[Data entries]
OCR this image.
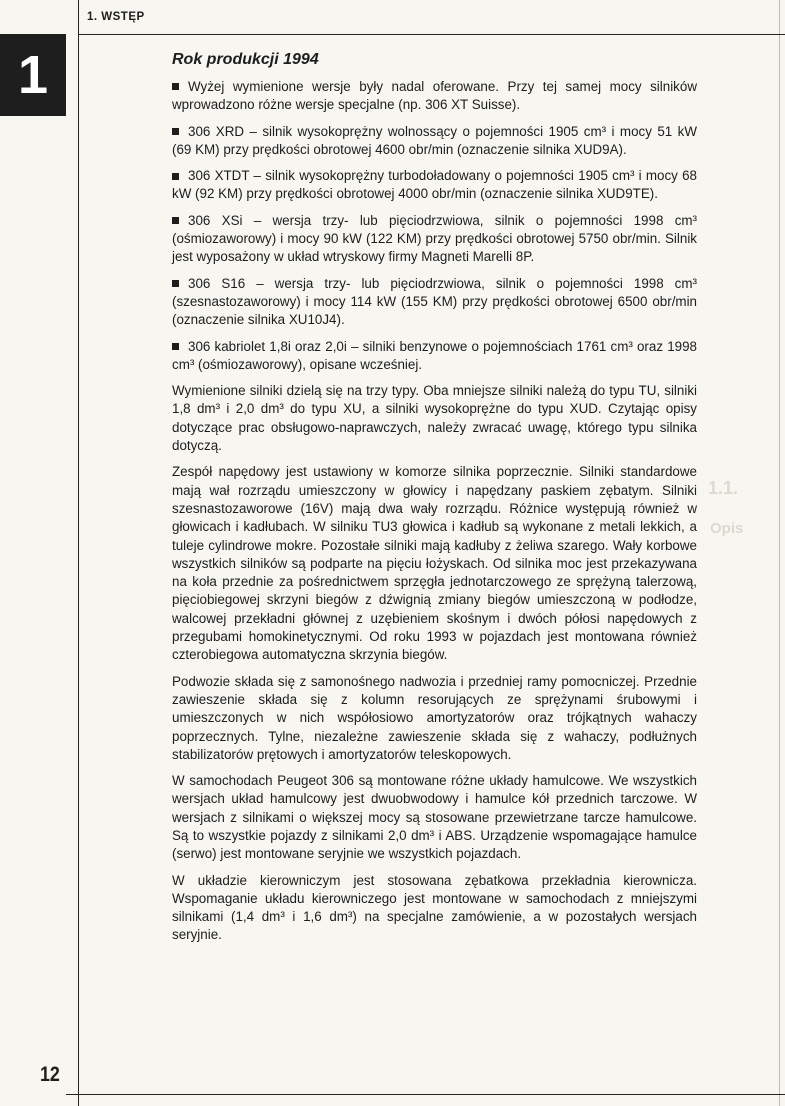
1. WSTĘP
1
1.1.
Opis
Rok produkcji 1994

Wyżej wymienione wersje były nadal oferowane. Przy tej samej mocy silników wprowadzono różne wersje specjalne (np. 306 XT Suisse).

306 XRD – silnik wysokoprężny wolnossący o pojemności 1905 cm³ i mocy 51 kW (69 KM) przy prędkości obrotowej 4600 obr/min (oznaczenie silnika XUD9A).

306 XTDT – silnik wysokoprężny turbodoładowany o pojemności 1905 cm³ i mocy 68 kW (92 KM) przy prędkości obrotowej 4000 obr/min (oznaczenie silnika XUD9TE).

306 XSi – wersja trzy- lub pięciodrzwiowa, silnik o pojemności 1998 cm³ (ośmiozaworowy) i mocy 90 kW (122 KM) przy prędkości obrotowej 5750 obr/min. Silnik jest wyposażony w układ wtryskowy firmy Magneti Marelli 8P.

306 S16 – wersja trzy- lub pięciodrzwiowa, silnik o pojemności 1998 cm³ (szesnastozaworowy) i mocy 114 kW (155 KM) przy prędkości obrotowej 6500 obr/min (oznaczenie silnika XU10J4).

306 kabriolet 1,8i oraz 2,0i – silniki benzynowe o pojemnościach 1761 cm³ oraz 1998 cm³ (ośmiozaworowy), opisane wcześniej.

Wymienione silniki dzielą się na trzy typy. Oba mniejsze silniki należą do typu TU, silniki 1,8 dm³ i 2,0 dm³ do typu XU, a silniki wysokoprężne do typu XUD. Czytając opisy dotyczące prac obsługowo-naprawczych, należy zwracać uwagę, którego typu silnika dotyczą.

Zespół napędowy jest ustawiony w komorze silnika poprzecznie. Silniki standardowe mają wał rozrządu umieszczony w głowicy i napędzany paskiem zębatym. Silniki szesnastozaworowe (16V) mają dwa wały rozrządu. Różnice występują również w głowicach i kadłubach. W silniku TU3 głowica i kadłub są wykonane z metali lekkich, a tuleje cylindrowe mokre. Pozostałe silniki mają kadłuby z żeliwa szarego. Wały korbowe wszystkich silników są podparte na pięciu łożyskach. Od silnika moc jest przekazywana na koła przednie za pośrednictwem sprzęgła jednotarczowego ze sprężyną talerzową, pięciobiegowej skrzyni biegów z dźwignią zmiany biegów umieszczoną w podłodze, walcowej przekładni głównej z uzębieniem skośnym i dwóch półosi napędowych z przegubami homokinetycznymi. Od roku 1993 w pojazdach jest montowana również czterobiegowa automatyczna skrzynia biegów.

Podwozie składa się z samonośnego nadwozia i przedniej ramy pomocniczej. Przednie zawieszenie składa się z kolumn resorujących ze sprężynami śrubowymi i umieszczonych w nich współosiowo amortyzatorów oraz trójkątnych wahaczy poprzecznych. Tylne, niezależne zawieszenie składa się z wahaczy, podłużnych stabilizatorów prętowych i amortyzatorów teleskopowych.

W samochodach Peugeot 306 są montowane różne układy hamulcowe. We wszystkich wersjach układ hamulcowy jest dwuobwodowy i hamulce kół przednich tarczowe. W wersjach z silnikami o większej mocy są stosowane przewietrzane tarcze hamulcowe. Są to wszystkie pojazdy z silnikami 2,0 dm³ i ABS. Urządzenie wspomagające hamulce (serwo) jest montowane seryjnie we wszystkich pojazdach.

W układzie kierowniczym jest stosowana zębatkowa przekładnia kierownicza. Wspomaganie układu kierowniczego jest montowane w samochodach z mniejszymi silnikami (1,4 dm³ i 1,6 dm³) na specjalne zamówienie, a w pozostałych wersjach seryjnie.

12
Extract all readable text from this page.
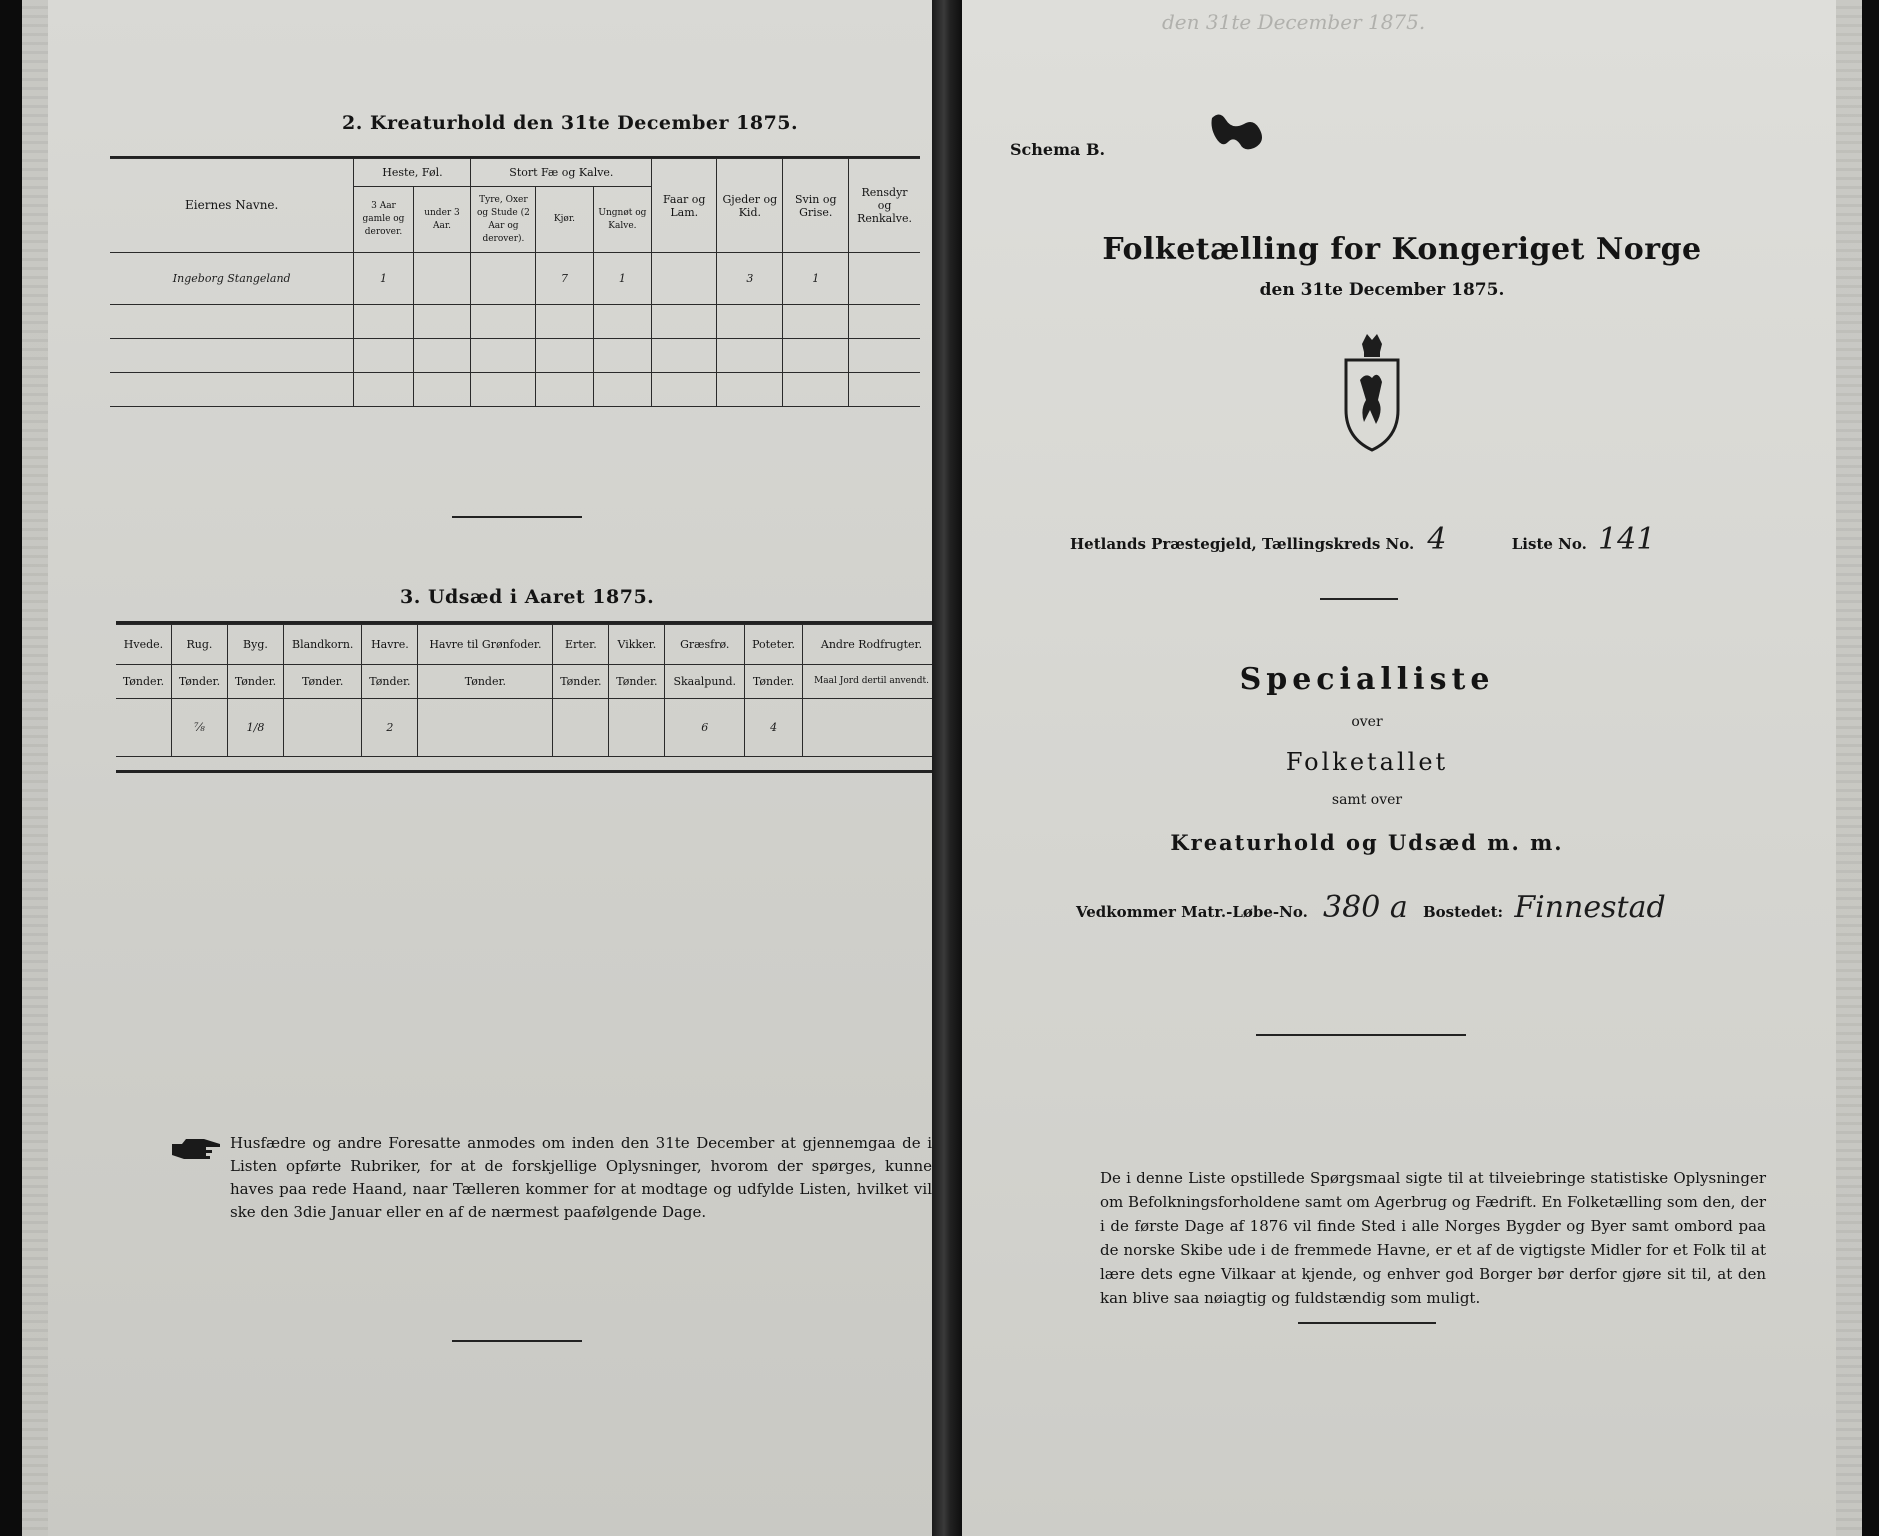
2. Kreaturhold den 31te December 1875.
Eiernes Navne.	Heste, Føl.		Stort Fæ og Kalve.			Faar og Lam.	Gjeder og Kid.	Svin og Grise.	Rensdyr og Renkalve.
	3 Aar gamle og derover.	under 3 Aar.	Tyre, Oxer og Stude (2 Aar og derover).	Kjør.	Ungnøt og Kalve.				
Ingeborg Stangeland	1			7	1		3	1	

3. Udsæd i Aaret 1875.
Hvede.	Rug.	Byg.	Blandkorn.	Havre.	Havre til Grønfoder.	Erter.	Vikker.	Græsfrø.	Poteter.	Andre Rodfrugter.
Tønder.	Tønder.	Tønder.	Tønder.	Tønder.	Tønder.	Tønder.	Tønder.	Skaalpund.	Tønder.	Maal Jord dertil anvendt.
	⅞	1/8		2				6	4	
Husfædre og andre Foresatte anmodes om inden den 31te December at gjennemgaa de i Listen opførte Rubriker, for at de forskjellige Oplysninger, hvorom der spørges, kunne haves paa rede Haand, naar Tælleren kommer for at modtage og udfylde Listen, hvilket vil ske den 3die Januar eller en af de nærmest paafølgende Dage.
den 31te December 1875.
Schema B.
Folketælling for Kongeriget Norge
den 31te December 1875.
Hetlands Præstegjeld, Tællingskreds No. 4	Liste No. 141
Specialliste
over
Folketallet
samt over
Kreaturhold og Udsæd m. m.
Vedkommer Matr.-Løbe-No. 380 a Bostedet: Finnestad
De i denne Liste opstillede Spørgsmaal sigte til at tilveiebringe statistiske Oplysninger om Befolkningsforholdene samt om Agerbrug og Fædrift. En Folketælling som den, der i de første Dage af 1876 vil finde Sted i alle Norges Bygder og Byer samt ombord paa de norske Skibe ude i de fremmede Havne, er et af de vigtigste Midler for et Folk til at lære dets egne Vilkaar at kjende, og enhver god Borger bør derfor gjøre sit til, at den kan blive saa nøiagtig og fuldstændig som muligt.
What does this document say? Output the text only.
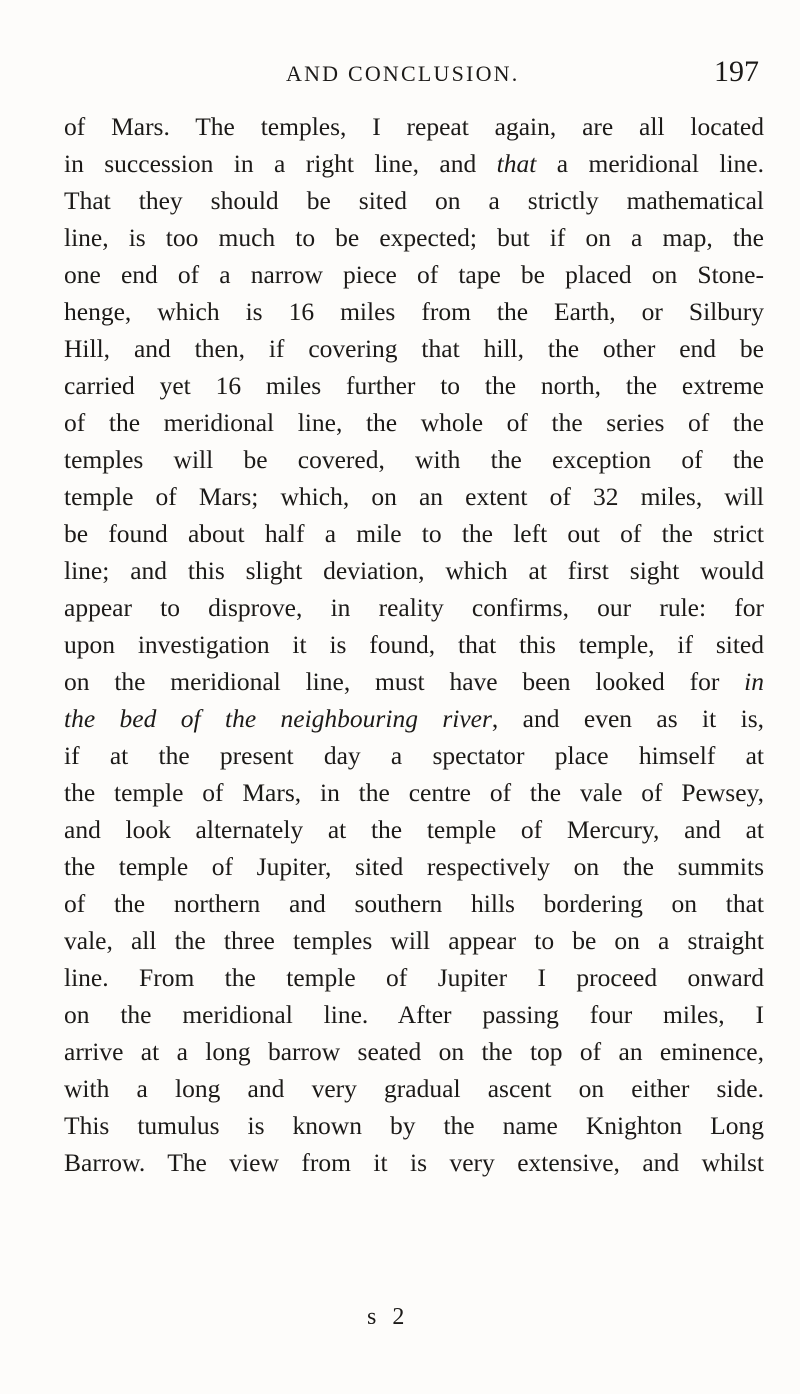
AND CONCLUSION.	197
of Mars. The temples, I repeat again, are all located
in succession in a right line, and that a meridional line.
That they should be sited on a strictly mathematical
line, is too much to be expected; but if on a map, the
one end of a narrow piece of tape be placed on Stone-
henge, which is 16 miles from the Earth, or Silbury
Hill, and then, if covering that hill, the other end be
carried yet 16 miles further to the north, the extreme
of the meridional line, the whole of the series of the
temples will be covered, with the exception of the
temple of Mars; which, on an extent of 32 miles, will
be found about half a mile to the left out of the strict
line; and this slight deviation, which at first sight would
appear to disprove, in reality confirms, our rule: for
upon investigation it is found, that this temple, if sited
on the meridional line, must have been looked for in
the bed of the neighbouring river, and even as it is,
if at the present day a spectator place himself at
the temple of Mars, in the centre of the vale of Pewsey,
and look alternately at the temple of Mercury, and at
the temple of Jupiter, sited respectively on the summits
of the northern and southern hills bordering on that
vale, all the three temples will appear to be on a straight
line. From the temple of Jupiter I proceed onward
on the meridional line. After passing four miles, I
arrive at a long barrow seated on the top of an eminence,
with a long and very gradual ascent on either side.
This tumulus is known by the name Knighton Long
Barrow. The view from it is very extensive, and whilst
s 2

Set problem ▸ All of the material above should be reproduced exactly, except the pictures.

Reply to the task ▸
OCR this image.
1. WSTĘP
1
1.1.
Opis
Rok produkcji 1994

Wyżej wymienione wersje były nadal oferowane. Przy tej samej mocy silników wprowadzono różne wersje specjalne (np. 306 XT Suisse).

306 XRD – silnik wysokoprężny wolnossący o pojemności 1905 cm³ i mocy 51 kW (69 KM) przy prędkości obrotowej 4600 obr/min (oznaczenie silnika XUD9A).

306 XTDT – silnik wysokoprężny turbodoładowany o pojemności 1905 cm³ i mocy 68 kW (92 KM) przy prędkości obrotowej 4000 obr/min (oznaczenie silnika XUD9TE).

306 XSi – wersja trzy- lub pięciodrzwiowa, silnik o pojemności 1998 cm³ (ośmiozaworowy) i mocy 90 kW (122 KM) przy prędkości obrotowej 5750 obr/min. Silnik jest wyposażony w układ wtryskowy firmy Magneti Marelli 8P.

306 S16 – wersja trzy- lub pięciodrzwiowa, silnik o pojemności 1998 cm³ (szesnastozaworowy) i mocy 114 kW (155 KM) przy prędkości obrotowej 6500 obr/min (oznaczenie silnika XU10J4).

306 kabriolet 1,8i oraz 2,0i – silniki benzynowe o pojemnościach 1761 cm³ oraz 1998 cm³ (ośmiozaworowy), opisane wcześniej.

Wymienione silniki dzielą się na trzy typy. Oba mniejsze silniki należą do typu TU, silniki 1,8 dm³ i 2,0 dm³ do typu XU, a silniki wysokoprężne do typu XUD. Czytając opisy dotyczące prac obsługowo-naprawczych, należy zwracać uwagę, którego typu silnika dotyczą.

Zespół napędowy jest ustawiony w komorze silnika poprzecznie. Silniki standardowe mają wał rozrządu umieszczony w głowicy i napędzany paskiem zębatym. Silniki szesnastozaworowe (16V) mają dwa wały rozrządu. Różnice występują również w głowicach i kadłubach. W silniku TU3 głowica i kadłub są wykonane z metali lekkich, a tuleje cylindrowe mokre. Pozostałe silniki mają kadłuby z żeliwa szarego. Wały korbowe wszystkich silników są podparte na pięciu łożyskach. Od silnika moc jest przekazywana na koła przednie za pośrednictwem sprzęgła jednotarczowego ze sprężyną talerzową, pięciobiegowej skrzyni biegów z dźwignią zmiany biegów umieszczoną w podłodze, walcowej przekładni głównej z uzębieniem skośnym i dwóch półosi napędowych z przegubami homokinetycznymi. Od roku 1993 w pojazdach jest montowana również czterobiegowa automatyczna skrzynia biegów.

Podwozie składa się z samonośnego nadwozia i przedniej ramy pomocniczej. Przednie zawieszenie składa się z kolumn resorujących ze sprężynami śrubowymi i umieszczonych w nich współosiowo amortyzatorów oraz trójkątnych wahaczy poprzecznych. Tylne, niezależne zawieszenie składa się z wahaczy, podłużnych stabilizatorów prętowych i amortyzatorów teleskopowych.

W samochodach Peugeot 306 są montowane różne układy hamulcowe. We wszystkich wersjach układ hamulcowy jest dwuobwodowy i hamulce kół przednich tarczowe. W wersjach z silnikami o większej mocy są stosowane przewietrzane tarcze hamulcowe. Są to wszystkie pojazdy z silnikami 2,0 dm³ i ABS. Urządzenie wspomagające hamulce (serwo) jest montowane seryjnie we wszystkich pojazdach.

W układzie kierowniczym jest stosowana zębatkowa przekładnia kierownicza. Wspomaganie układu kierowniczego jest montowane w samochodach z mniejszymi silnikami (1,4 dm³ i 1,6 dm³) na specjalne zamówienie, a w pozostałych wersjach seryjnie.

12
Extract all readable text from this page.
2. Kreaturhold den 31te December 1875.
Eiernes Navne.	Heste, Føl.		Stort Fæ og Kalve.			Faar og Lam.	Gjeder og Kid.	Svin og Grise.	Rensdyr og Renkalve.
	3 Aar gamle og derover.	under 3 Aar.	Tyre, Oxer og Stude (2 Aar og derover).	Kjør.	Ungnøt og Kalve.				
Ingeborg Stangeland	1			7	1		3	1	

3. Udsæd i Aaret 1875.
Hvede.	Rug.	Byg.	Blandkorn.	Havre.	Havre til Grønfoder.	Erter.	Vikker.	Græsfrø.	Poteter.	Andre Rodfrugter.
Tønder.	Tønder.	Tønder.	Tønder.	Tønder.	Tønder.	Tønder.	Tønder.	Skaalpund.	Tønder.	Maal Jord dertil anvendt.
	⅞	1/8		2				6	4	
Husfædre og andre Foresatte anmodes om inden den 31te December at gjennemgaa de i Listen opførte Rubriker, for at de forskjellige Oplysninger, hvorom der spørges, kunne haves paa rede Haand, naar Tælleren kommer for at modtage og udfylde Listen, hvilket vil ske den 3die Januar eller en af de nærmest paafølgende Dage.
den 31te December 1875.
Schema B.
Folketælling for Kongeriget Norge
den 31te December 1875.
Hetlands Præstegjeld, Tællingskreds No. 4	Liste No. 141
Specialliste
over
Folketallet
samt over
Kreaturhold og Udsæd m. m.
Vedkommer Matr.-Løbe-No. 380 a Bostedet: Finnestad
De i denne Liste opstillede Spørgsmaal sigte til at tilveiebringe statistiske Oplysninger om Befolkningsforholdene samt om Agerbrug og Fædrift. En Folketælling som den, der i de første Dage af 1876 vil finde Sted i alle Norges Bygder og Byer samt ombord paa de norske Skibe ude i de fremmede Havne, er et af de vigtigste Midler for et Folk til at lære dets egne Vilkaar at kjende, og enhver god Borger bør derfor gjøre sit til, at den kan blive saa nøiagtig og fuldstændig som muligt.
What does this document say? Output the text only.
AND CONCLUSION.	197
of Mars. The temples, I repeat again, are all located
in succession in a right line, and that a meridional line.
That they should be sited on a strictly mathematical
line, is too much to be expected; but if on a map, the
one end of a narrow piece of tape be placed on Stone-
henge, which is 16 miles from the Earth, or Silbury
Hill, and then, if covering that hill, the other end be
carried yet 16 miles further to the north, the extreme
of the meridional line, the whole of the series of the
temples will be covered, with the exception of the
temple of Mars; which, on an extent of 32 miles, will
be found about half a mile to the left out of the strict
line; and this slight deviation, which at first sight would
appear to disprove, in reality confirms, our rule: for
upon investigation it is found, that this temple, if sited
on the meridional line, must have been looked for in
the bed of the neighbouring river, and even as it is,
if at the present day a spectator place himself at
the temple of Mars, in the centre of the vale of Pewsey,
and look alternately at the temple of Mercury, and at
the temple of Jupiter, sited respectively on the summits
of the northern and southern hills bordering on that
vale, all the three temples will appear to be on a straight
line. From the temple of Jupiter I proceed onward
on the meridional line. After passing four miles, I
arrive at a long barrow seated on the top of an eminence,
with a long and very gradual ascent on either side.
This tumulus is known by the name Knighton Long
Barrow. The view from it is very extensive, and whilst
s 2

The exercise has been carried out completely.